◆ **Instruction**
Print all entries precisely as they are written.

◆ **Given records**
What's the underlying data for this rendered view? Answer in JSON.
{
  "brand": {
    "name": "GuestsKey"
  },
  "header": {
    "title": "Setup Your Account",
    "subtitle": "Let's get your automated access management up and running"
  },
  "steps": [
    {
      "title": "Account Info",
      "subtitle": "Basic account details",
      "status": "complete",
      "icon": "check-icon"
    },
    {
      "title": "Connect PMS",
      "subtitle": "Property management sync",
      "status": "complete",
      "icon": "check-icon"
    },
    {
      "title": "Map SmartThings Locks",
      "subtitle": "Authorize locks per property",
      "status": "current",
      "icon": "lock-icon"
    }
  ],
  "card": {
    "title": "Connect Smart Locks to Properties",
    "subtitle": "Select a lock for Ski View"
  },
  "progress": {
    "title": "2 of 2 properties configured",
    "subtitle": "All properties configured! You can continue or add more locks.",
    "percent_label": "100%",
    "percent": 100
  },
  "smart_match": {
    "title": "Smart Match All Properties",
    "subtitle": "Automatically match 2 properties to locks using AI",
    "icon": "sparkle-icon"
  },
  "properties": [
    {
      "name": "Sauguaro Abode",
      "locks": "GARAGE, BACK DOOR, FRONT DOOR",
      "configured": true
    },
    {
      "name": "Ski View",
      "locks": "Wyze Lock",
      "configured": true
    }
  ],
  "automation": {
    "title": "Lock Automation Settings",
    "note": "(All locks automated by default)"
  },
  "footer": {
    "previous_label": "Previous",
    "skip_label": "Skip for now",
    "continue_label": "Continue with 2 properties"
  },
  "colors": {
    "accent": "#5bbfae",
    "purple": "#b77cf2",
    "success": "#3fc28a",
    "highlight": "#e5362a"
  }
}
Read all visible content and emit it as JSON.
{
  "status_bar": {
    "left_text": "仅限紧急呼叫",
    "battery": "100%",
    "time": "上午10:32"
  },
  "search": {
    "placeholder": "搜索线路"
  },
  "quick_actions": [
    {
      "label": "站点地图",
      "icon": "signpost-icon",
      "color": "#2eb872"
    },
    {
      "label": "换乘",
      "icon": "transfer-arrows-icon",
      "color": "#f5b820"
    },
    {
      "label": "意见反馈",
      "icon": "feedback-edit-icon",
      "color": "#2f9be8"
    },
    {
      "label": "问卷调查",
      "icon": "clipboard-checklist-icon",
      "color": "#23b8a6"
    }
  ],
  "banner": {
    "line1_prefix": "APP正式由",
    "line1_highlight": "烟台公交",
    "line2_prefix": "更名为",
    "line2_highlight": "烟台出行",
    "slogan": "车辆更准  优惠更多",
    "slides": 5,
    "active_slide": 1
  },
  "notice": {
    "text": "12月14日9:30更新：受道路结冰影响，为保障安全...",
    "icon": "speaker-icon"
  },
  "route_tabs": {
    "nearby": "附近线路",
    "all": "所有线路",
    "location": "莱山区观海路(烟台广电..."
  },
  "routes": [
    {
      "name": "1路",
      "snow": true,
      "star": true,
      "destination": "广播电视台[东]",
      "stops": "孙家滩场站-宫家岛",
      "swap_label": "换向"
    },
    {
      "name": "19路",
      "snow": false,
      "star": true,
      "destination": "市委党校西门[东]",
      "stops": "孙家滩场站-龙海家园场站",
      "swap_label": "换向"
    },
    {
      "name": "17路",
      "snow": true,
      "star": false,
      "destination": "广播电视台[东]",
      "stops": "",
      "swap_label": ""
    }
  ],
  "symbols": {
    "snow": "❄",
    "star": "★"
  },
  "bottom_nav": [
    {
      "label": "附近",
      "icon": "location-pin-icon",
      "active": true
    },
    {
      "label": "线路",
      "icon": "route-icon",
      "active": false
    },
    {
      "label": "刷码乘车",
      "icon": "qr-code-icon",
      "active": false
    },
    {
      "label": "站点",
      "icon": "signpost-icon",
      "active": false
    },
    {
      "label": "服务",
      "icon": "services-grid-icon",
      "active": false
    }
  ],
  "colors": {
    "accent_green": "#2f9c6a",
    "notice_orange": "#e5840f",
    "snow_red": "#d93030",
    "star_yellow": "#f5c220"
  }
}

◆ **Expected output**
What's the underlying data for this rendered view? Answer in JSON.
{
  "brand": {
    "name": "GuestsKey"
  },
  "header": {
    "title": "Setup Your Account",
    "subtitle": "Let's get your automated access management up and running"
  },
  "steps": [
    {
      "title": "Account Info",
      "subtitle": "Basic account details",
      "status": "complete",
      "icon": "check-icon"
    },
    {
      "title": "Connect PMS",
      "subtitle": "Property management sync",
      "status": "complete",
      "icon": "check-icon"
    },
    {
      "title": "Map SmartThings Locks",
      "subtitle": "Authorize locks per property",
      "status": "current",
      "icon": "lock-icon"
    }
  ],
  "card": {
    "title": "Connect Smart Locks to Properties",
    "subtitle": "Select a lock for Ski View"
  },
  "progress": {
    "title": "2 of 2 properties configured",
    "subtitle": "All properties configured! You can continue or add more locks.",
    "percent_label": "100%",
    "percent": 100
  },
  "smart_match": {
    "title": "Smart Match All Properties",
    "subtitle": "Automatically match 2 properties to locks using AI",
    "icon": "sparkle-icon"
  },
  "properties": [
    {
      "name": "Sauguaro Abode",
      "locks": "GARAGE, BACK DOOR, FRONT DOOR",
      "configured": true
    },
    {
      "name": "Ski View",
      "locks": "Wyze Lock",
      "configured": true
    }
  ],
  "automation": {
    "title": "Lock Automation Settings",
    "note": "(All locks automated by default)"
  },
  "footer": {
    "previous_label": "Previous",
    "skip_label": "Skip for now",
    "continue_label": "Continue with 2 properties"
  },
  "colors": {
    "accent": "#5bbfae",
    "purple": "#b77cf2",
    "success": "#3fc28a",
    "highlight": "#e5362a"
  }
}
Read all visible content and emit it as JSON.
{
  "status_bar": {
    "left_text": "仅限紧急呼叫",
    "battery": "100%",
    "time": "上午10:32"
  },
  "search": {
    "placeholder": "搜索线路"
  },
  "quick_actions": [
    {
      "label": "站点地图",
      "icon": "signpost-icon",
      "color": "#2eb872"
    },
    {
      "label": "换乘",
      "icon": "transfer-arrows-icon",
      "color": "#f5b820"
    },
    {
      "label": "意见反馈",
      "icon": "feedback-edit-icon",
      "color": "#2f9be8"
    },
    {
      "label": "问卷调查",
      "icon": "clipboard-checklist-icon",
      "color": "#23b8a6"
    }
  ],
  "banner": {
    "line1_prefix": "APP正式由",
    "line1_highlight": "烟台公交",
    "line2_prefix": "更名为",
    "line2_highlight": "烟台出行",
    "slogan": "车辆更准  优惠更多",
    "slides": 5,
    "active_slide": 1
  },
  "notice": {
    "text": "12月14日9:30更新：受道路结冰影响，为保障安全...",
    "icon": "speaker-icon"
  },
  "route_tabs": {
    "nearby": "附近线路",
    "all": "所有线路",
    "location": "莱山区观海路(烟台广电..."
  },
  "routes": [
    {
      "name": "1路",
      "snow": true,
      "star": true,
      "destination": "广播电视台[东]",
      "stops": "孙家滩场站-宫家岛",
      "swap_label": "换向"
    },
    {
      "name": "19路",
      "snow": false,
      "star": true,
      "destination": "市委党校西门[东]",
      "stops": "孙家滩场站-龙海家园场站",
      "swap_label": "换向"
    },
    {
      "name": "17路",
      "snow": true,
      "star": false,
      "destination": "广播电视台[东]",
      "stops": "",
      "swap_label": ""
    }
  ],
  "symbols": {
    "snow": "❄",
    "star": "★"
  },
  "bottom_nav": [
    {
      "label": "附近",
      "icon": "location-pin-icon",
      "active": true
    },
    {
      "label": "线路",
      "icon": "route-icon",
      "active": false
    },
    {
      "label": "刷码乘车",
      "icon": "qr-code-icon",
      "active": false
    },
    {
      "label": "站点",
      "icon": "signpost-icon",
      "active": false
    },
    {
      "label": "服务",
      "icon": "services-grid-icon",
      "active": false
    }
  ],
  "colors": {
    "accent_green": "#2f9c6a",
    "notice_orange": "#e5840f",
    "snow_red": "#d93030",
    "star_yellow": "#f5c220"
  }
}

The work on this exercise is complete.